# [Work to do]
Print the data below line for line, with nothing changed.

=== Dataset records ===

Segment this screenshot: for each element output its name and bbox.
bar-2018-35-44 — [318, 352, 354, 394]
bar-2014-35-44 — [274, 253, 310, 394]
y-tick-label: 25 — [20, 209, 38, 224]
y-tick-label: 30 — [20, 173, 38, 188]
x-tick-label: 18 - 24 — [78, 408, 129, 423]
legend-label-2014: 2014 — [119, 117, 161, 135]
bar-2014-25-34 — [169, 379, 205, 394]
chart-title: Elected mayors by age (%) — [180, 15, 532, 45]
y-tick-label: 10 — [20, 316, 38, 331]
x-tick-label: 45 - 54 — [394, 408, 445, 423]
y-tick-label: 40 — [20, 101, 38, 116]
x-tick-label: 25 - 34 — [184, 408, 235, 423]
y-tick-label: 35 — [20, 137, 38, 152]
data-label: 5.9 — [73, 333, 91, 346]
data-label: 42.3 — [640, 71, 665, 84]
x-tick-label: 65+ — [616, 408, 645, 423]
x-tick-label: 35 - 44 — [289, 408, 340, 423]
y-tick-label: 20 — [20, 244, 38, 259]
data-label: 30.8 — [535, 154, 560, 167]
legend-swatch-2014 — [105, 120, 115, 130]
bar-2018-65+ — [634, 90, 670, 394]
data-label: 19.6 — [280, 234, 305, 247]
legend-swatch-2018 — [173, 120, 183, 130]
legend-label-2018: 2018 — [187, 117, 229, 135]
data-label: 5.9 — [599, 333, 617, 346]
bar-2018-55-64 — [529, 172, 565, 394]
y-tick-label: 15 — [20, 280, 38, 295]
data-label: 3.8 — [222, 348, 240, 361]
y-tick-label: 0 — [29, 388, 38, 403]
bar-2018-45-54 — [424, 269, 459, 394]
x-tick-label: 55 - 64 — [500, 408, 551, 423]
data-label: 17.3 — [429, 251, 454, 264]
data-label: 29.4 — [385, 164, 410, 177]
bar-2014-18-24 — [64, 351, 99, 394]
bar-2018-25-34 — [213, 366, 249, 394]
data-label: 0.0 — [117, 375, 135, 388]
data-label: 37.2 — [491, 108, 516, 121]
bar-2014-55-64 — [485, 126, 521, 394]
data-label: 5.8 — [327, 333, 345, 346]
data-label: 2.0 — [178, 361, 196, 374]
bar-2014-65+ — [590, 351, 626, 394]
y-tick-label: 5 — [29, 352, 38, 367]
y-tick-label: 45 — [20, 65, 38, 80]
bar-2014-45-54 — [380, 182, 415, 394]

===

# [Correct answer]
Segment this screenshot: for each element output its name and bbox.
bar-2018-35-44 — [318, 352, 354, 394]
bar-2014-35-44 — [274, 253, 310, 394]
y-tick-label: 25 — [20, 209, 38, 224]
y-tick-label: 30 — [20, 173, 38, 188]
x-tick-label: 18 - 24 — [78, 408, 129, 423]
legend-label-2014: 2014 — [119, 117, 161, 135]
bar-2014-25-34 — [169, 379, 205, 394]
chart-title: Elected mayors by age (%) — [180, 15, 532, 45]
y-tick-label: 10 — [20, 316, 38, 331]
x-tick-label: 45 - 54 — [394, 408, 445, 423]
y-tick-label: 40 — [20, 101, 38, 116]
x-tick-label: 25 - 34 — [184, 408, 235, 423]
y-tick-label: 35 — [20, 137, 38, 152]
data-label: 5.9 — [73, 333, 91, 346]
data-label: 42.3 — [640, 71, 665, 84]
x-tick-label: 65+ — [616, 408, 645, 423]
x-tick-label: 35 - 44 — [289, 408, 340, 423]
y-tick-label: 20 — [20, 244, 38, 259]
data-label: 30.8 — [535, 154, 560, 167]
legend-swatch-2014 — [105, 120, 115, 130]
bar-2018-65+ — [634, 90, 670, 394]
data-label: 19.6 — [280, 234, 305, 247]
legend-swatch-2018 — [173, 120, 183, 130]
legend-label-2018: 2018 — [187, 117, 229, 135]
data-label: 5.9 — [599, 333, 617, 346]
bar-2018-55-64 — [529, 172, 565, 394]
y-tick-label: 15 — [20, 280, 38, 295]
data-label: 3.8 — [222, 348, 240, 361]
y-tick-label: 0 — [29, 388, 38, 403]
bar-2018-45-54 — [424, 269, 459, 394]
x-tick-label: 55 - 64 — [500, 408, 551, 423]
data-label: 17.3 — [429, 251, 454, 264]
data-label: 29.4 — [385, 164, 410, 177]
bar-2014-18-24 — [64, 351, 99, 394]
bar-2018-25-34 — [213, 366, 249, 394]
data-label: 0.0 — [117, 375, 135, 388]
data-label: 37.2 — [491, 108, 516, 121]
bar-2014-55-64 — [485, 126, 521, 394]
data-label: 5.8 — [327, 333, 345, 346]
data-label: 2.0 — [178, 361, 196, 374]
bar-2014-65+ — [590, 351, 626, 394]
y-tick-label: 5 — [29, 352, 38, 367]
y-tick-label: 45 — [20, 65, 38, 80]
bar-2014-45-54 — [380, 182, 415, 394]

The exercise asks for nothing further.